*** Opening of Records provided ***

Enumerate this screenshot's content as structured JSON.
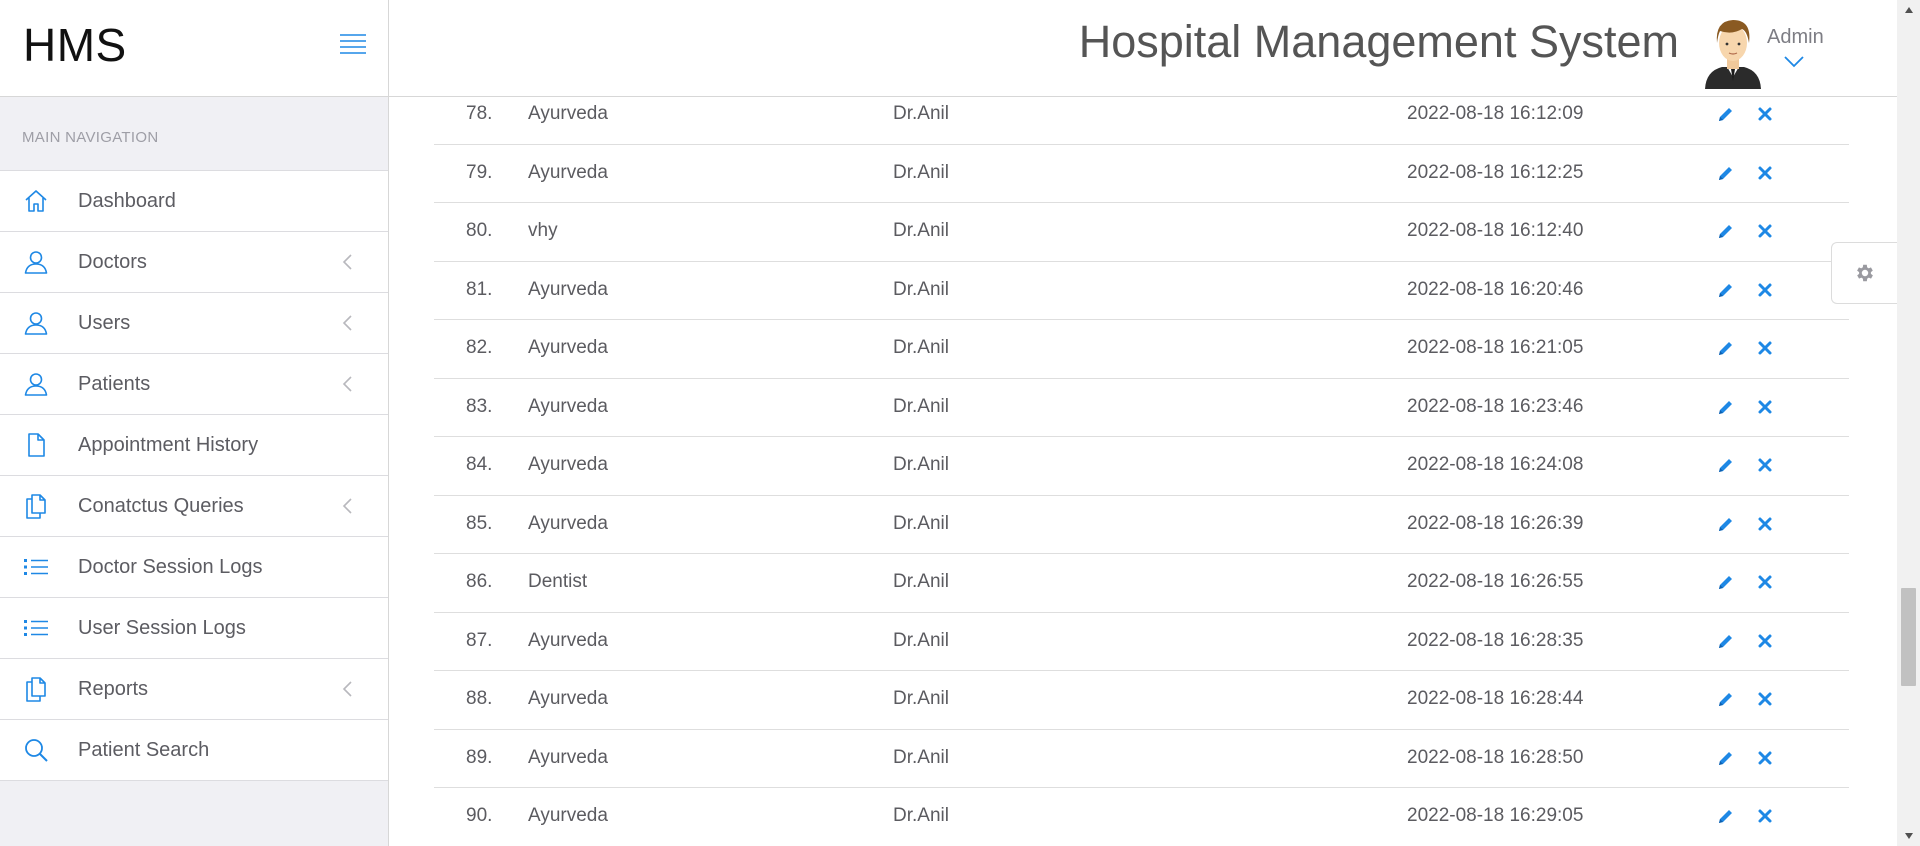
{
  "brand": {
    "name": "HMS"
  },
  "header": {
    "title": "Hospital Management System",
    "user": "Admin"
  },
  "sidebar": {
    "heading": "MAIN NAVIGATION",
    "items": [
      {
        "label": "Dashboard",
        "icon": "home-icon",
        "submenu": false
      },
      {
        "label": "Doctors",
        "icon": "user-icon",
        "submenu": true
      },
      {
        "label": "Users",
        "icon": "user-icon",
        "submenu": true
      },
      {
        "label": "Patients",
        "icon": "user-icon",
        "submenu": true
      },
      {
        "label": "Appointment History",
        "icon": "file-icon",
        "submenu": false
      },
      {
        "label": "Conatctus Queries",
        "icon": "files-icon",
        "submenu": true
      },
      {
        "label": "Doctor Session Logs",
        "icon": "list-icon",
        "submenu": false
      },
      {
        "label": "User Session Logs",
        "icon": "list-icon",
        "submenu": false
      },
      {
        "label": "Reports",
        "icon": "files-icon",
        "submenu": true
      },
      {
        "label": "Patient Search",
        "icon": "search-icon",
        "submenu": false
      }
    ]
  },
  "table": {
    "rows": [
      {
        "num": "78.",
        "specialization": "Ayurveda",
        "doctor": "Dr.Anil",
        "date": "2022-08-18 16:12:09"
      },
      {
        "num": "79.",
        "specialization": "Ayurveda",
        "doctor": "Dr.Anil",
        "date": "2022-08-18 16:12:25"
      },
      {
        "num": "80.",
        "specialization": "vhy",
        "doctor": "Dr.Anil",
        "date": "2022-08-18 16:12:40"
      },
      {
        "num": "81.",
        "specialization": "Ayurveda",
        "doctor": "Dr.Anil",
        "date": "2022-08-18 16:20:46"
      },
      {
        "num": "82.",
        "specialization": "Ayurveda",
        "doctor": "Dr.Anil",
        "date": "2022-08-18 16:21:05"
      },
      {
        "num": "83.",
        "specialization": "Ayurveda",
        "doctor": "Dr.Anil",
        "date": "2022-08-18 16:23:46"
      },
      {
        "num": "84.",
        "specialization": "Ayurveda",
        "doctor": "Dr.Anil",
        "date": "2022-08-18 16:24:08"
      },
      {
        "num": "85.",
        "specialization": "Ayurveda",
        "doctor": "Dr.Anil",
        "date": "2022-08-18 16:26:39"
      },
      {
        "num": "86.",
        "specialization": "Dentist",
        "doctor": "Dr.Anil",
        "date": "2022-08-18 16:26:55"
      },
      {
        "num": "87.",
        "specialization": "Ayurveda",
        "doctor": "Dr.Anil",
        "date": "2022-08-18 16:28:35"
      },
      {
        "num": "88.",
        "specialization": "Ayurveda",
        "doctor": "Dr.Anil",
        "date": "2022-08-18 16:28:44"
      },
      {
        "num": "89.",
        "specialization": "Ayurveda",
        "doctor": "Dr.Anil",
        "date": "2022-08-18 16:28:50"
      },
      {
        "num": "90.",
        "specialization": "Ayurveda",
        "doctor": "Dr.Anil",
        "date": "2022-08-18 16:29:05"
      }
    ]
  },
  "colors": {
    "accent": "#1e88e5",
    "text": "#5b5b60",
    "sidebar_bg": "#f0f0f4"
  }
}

*** Close of Records provided ***
*** Opening of Records provided ***

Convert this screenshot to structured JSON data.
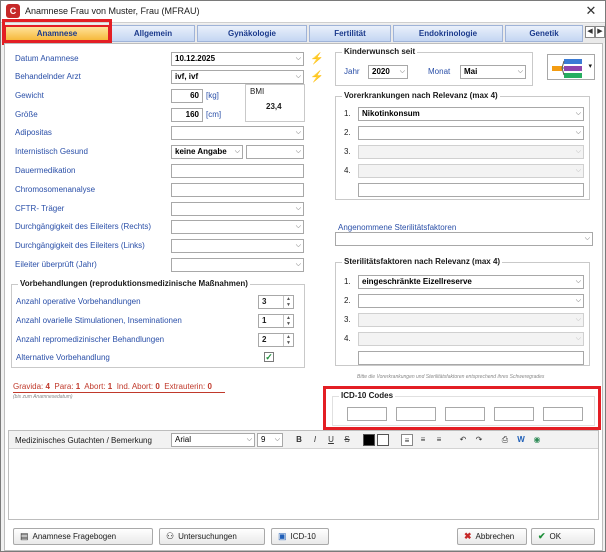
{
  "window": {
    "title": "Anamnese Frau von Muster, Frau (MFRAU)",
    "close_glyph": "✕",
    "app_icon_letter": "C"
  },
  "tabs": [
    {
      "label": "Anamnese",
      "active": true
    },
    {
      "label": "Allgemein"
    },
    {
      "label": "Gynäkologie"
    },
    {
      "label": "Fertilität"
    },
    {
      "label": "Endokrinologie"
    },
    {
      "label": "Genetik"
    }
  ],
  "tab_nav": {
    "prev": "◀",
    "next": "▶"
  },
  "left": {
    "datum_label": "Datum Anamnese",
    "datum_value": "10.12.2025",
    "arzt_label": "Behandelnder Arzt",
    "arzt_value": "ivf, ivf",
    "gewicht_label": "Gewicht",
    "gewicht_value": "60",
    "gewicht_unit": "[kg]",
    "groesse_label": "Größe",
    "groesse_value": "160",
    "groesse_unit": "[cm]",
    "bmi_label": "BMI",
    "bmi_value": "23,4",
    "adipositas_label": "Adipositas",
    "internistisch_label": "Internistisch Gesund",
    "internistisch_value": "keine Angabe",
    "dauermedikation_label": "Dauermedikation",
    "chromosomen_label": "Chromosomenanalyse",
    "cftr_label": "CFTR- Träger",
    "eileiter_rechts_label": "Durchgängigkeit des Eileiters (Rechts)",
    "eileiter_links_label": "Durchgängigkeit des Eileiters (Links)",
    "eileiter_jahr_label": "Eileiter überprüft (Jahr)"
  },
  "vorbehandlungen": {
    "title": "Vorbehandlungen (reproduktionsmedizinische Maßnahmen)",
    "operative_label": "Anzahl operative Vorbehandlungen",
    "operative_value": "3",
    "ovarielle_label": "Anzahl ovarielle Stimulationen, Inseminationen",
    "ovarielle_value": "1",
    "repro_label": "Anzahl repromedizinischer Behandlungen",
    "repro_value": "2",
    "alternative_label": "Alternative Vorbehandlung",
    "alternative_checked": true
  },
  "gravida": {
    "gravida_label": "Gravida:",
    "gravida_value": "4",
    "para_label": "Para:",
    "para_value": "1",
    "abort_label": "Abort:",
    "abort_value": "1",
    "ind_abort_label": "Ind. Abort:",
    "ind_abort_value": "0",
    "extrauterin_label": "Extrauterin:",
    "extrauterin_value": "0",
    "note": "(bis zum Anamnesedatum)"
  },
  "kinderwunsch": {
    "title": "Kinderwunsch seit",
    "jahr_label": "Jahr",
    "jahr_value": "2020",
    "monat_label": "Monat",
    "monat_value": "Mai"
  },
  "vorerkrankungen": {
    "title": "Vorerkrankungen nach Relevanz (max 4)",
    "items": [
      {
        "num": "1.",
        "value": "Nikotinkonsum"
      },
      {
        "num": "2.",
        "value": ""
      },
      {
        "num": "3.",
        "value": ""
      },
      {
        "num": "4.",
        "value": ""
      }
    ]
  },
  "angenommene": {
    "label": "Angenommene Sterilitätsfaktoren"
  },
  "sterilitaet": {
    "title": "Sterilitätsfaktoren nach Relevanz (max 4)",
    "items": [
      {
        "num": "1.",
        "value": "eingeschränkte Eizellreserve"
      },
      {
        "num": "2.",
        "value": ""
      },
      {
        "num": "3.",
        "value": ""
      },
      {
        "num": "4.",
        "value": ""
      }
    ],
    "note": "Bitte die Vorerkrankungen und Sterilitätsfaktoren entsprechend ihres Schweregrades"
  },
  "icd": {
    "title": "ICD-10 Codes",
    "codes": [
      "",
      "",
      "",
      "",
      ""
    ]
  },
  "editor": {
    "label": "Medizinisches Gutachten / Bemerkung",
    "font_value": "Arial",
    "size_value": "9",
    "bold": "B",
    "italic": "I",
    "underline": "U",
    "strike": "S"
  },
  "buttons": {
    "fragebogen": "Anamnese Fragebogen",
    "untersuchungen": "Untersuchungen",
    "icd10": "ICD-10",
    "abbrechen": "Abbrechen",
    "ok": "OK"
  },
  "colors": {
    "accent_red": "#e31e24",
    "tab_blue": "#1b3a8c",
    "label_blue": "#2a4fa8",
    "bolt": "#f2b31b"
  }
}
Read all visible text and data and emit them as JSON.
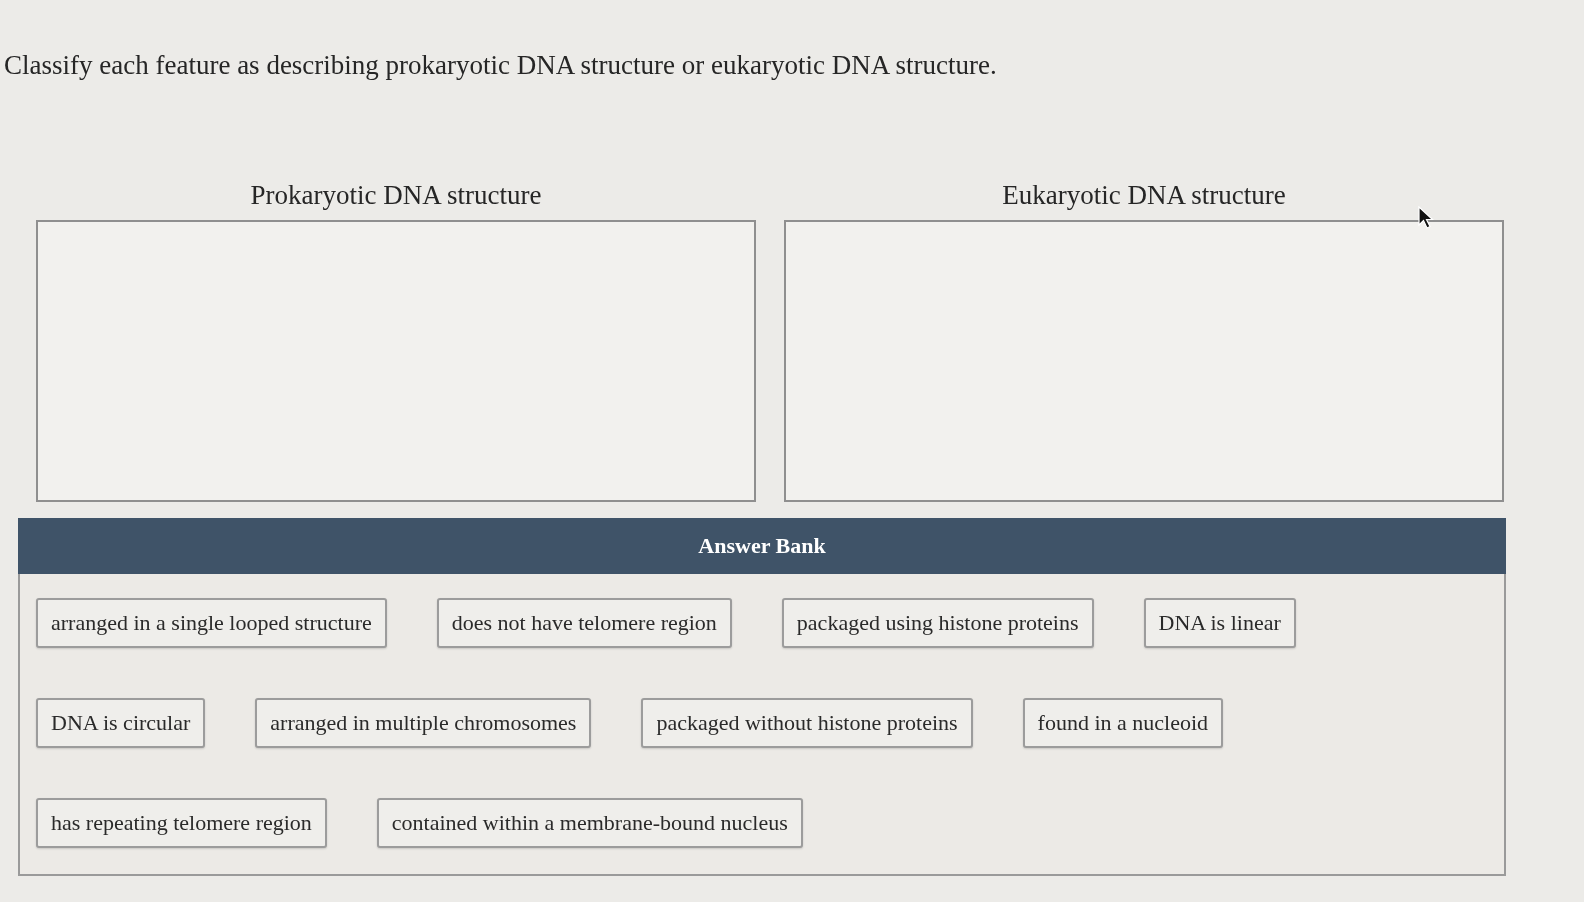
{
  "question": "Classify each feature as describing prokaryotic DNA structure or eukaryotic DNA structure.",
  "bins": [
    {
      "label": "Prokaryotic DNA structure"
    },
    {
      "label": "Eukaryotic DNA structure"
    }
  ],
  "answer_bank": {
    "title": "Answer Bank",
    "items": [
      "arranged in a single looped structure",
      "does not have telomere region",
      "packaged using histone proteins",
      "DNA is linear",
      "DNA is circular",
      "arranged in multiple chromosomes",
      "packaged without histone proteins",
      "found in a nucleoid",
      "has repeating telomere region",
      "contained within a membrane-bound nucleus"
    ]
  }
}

*** Close of Records provided ***

Where the string "note" appears in a line of the entries, that line counts; state the total number of such lines and nothing else.

2